* **Exercise objective**: Write out the listing in full, matching it word for word.

* **Records shown**:
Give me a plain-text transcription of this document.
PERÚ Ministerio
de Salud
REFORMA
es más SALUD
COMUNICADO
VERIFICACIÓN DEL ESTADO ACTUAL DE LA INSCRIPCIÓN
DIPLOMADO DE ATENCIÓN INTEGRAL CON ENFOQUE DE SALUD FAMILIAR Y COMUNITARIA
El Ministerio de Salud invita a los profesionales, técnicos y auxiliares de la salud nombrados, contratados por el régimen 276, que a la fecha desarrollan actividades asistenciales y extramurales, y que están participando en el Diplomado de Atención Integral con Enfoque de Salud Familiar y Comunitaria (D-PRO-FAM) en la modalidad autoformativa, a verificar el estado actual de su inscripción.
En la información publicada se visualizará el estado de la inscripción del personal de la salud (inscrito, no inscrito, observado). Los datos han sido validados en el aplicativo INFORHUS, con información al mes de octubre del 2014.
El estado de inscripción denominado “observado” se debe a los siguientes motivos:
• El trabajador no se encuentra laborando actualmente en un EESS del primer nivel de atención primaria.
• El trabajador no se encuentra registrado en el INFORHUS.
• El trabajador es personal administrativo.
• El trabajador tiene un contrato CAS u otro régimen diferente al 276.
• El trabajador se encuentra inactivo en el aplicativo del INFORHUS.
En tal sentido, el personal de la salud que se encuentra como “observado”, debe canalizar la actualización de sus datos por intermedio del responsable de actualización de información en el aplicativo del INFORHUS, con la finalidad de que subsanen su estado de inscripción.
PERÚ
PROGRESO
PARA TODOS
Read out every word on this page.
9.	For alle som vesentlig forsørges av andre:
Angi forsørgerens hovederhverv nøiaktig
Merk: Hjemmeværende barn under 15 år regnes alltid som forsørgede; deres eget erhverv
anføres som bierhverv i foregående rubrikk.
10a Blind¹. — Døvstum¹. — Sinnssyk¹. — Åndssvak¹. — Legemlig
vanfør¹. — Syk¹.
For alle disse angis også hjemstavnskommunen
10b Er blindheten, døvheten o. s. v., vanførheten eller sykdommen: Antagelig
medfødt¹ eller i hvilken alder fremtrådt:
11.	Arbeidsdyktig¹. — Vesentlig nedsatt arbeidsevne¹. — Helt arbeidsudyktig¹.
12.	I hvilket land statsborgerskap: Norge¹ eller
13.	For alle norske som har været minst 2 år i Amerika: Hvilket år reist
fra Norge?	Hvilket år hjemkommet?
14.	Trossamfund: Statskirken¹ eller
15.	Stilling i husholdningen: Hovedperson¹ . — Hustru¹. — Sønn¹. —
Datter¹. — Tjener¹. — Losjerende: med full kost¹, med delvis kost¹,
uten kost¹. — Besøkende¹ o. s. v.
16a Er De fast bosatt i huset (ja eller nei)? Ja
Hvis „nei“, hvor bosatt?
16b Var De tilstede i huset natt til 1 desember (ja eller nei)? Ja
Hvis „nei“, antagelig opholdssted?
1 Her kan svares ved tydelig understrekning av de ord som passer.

* **Output of the task**:
Give me a plain-text transcription of this document.
PERÚ Ministerio
de Salud
REFORMA
es más SALUD
COMUNICADO
VERIFICACIÓN DEL ESTADO ACTUAL DE LA INSCRIPCIÓN
DIPLOMADO DE ATENCIÓN INTEGRAL CON ENFOQUE DE SALUD FAMILIAR Y COMUNITARIA
El Ministerio de Salud invita a los profesionales, técnicos y auxiliares de la salud nombrados, contratados por el régimen 276, que a la fecha desarrollan actividades asistenciales y extramurales, y que están participando en el Diplomado de Atención Integral con Enfoque de Salud Familiar y Comunitaria (D-PRO-FAM) en la modalidad autoformativa, a verificar el estado actual de su inscripción.
En la información publicada se visualizará el estado de la inscripción del personal de la salud (inscrito, no inscrito, observado). Los datos han sido validados en el aplicativo INFORHUS, con información al mes de octubre del 2014.
El estado de inscripción denominado “observado” se debe a los siguientes motivos:
• El trabajador no se encuentra laborando actualmente en un EESS del primer nivel de atención primaria.
• El trabajador no se encuentra registrado en el INFORHUS.
• El trabajador es personal administrativo.
• El trabajador tiene un contrato CAS u otro régimen diferente al 276.
• El trabajador se encuentra inactivo en el aplicativo del INFORHUS.
En tal sentido, el personal de la salud que se encuentra como “observado”, debe canalizar la actualización de sus datos por intermedio del responsable de actualización de información en el aplicativo del INFORHUS, con la finalidad de que subsanen su estado de inscripción.
PERÚ
PROGRESO
PARA TODOS
Read out every word on this page.
9.	For alle som vesentlig forsørges av andre:
Angi forsørgerens hovederhverv nøiaktig
Merk: Hjemmeværende barn under 15 år regnes alltid som forsørgede; deres eget erhverv
anføres som bierhverv i foregående rubrikk.
10a Blind¹. — Døvstum¹. — Sinnssyk¹. — Åndssvak¹. — Legemlig
vanfør¹. — Syk¹.
For alle disse angis også hjemstavnskommunen
10b Er blindheten, døvheten o. s. v., vanførheten eller sykdommen: Antagelig
medfødt¹ eller i hvilken alder fremtrådt:
11.	Arbeidsdyktig¹. — Vesentlig nedsatt arbeidsevne¹. — Helt arbeidsudyktig¹.
12.	I hvilket land statsborgerskap: Norge¹ eller
13.	For alle norske som har været minst 2 år i Amerika: Hvilket år reist
fra Norge?	Hvilket år hjemkommet?
14.	Trossamfund: Statskirken¹ eller
15.	Stilling i husholdningen: Hovedperson¹ . — Hustru¹. — Sønn¹. —
Datter¹. — Tjener¹. — Losjerende: med full kost¹, med delvis kost¹,
uten kost¹. — Besøkende¹ o. s. v.
16a Er De fast bosatt i huset (ja eller nei)? Ja
Hvis „nei“, hvor bosatt?
16b Var De tilstede i huset natt til 1 desember (ja eller nei)? Ja
Hvis „nei“, antagelig opholdssted?
1 Her kan svares ved tydelig understrekning av de ord som passer.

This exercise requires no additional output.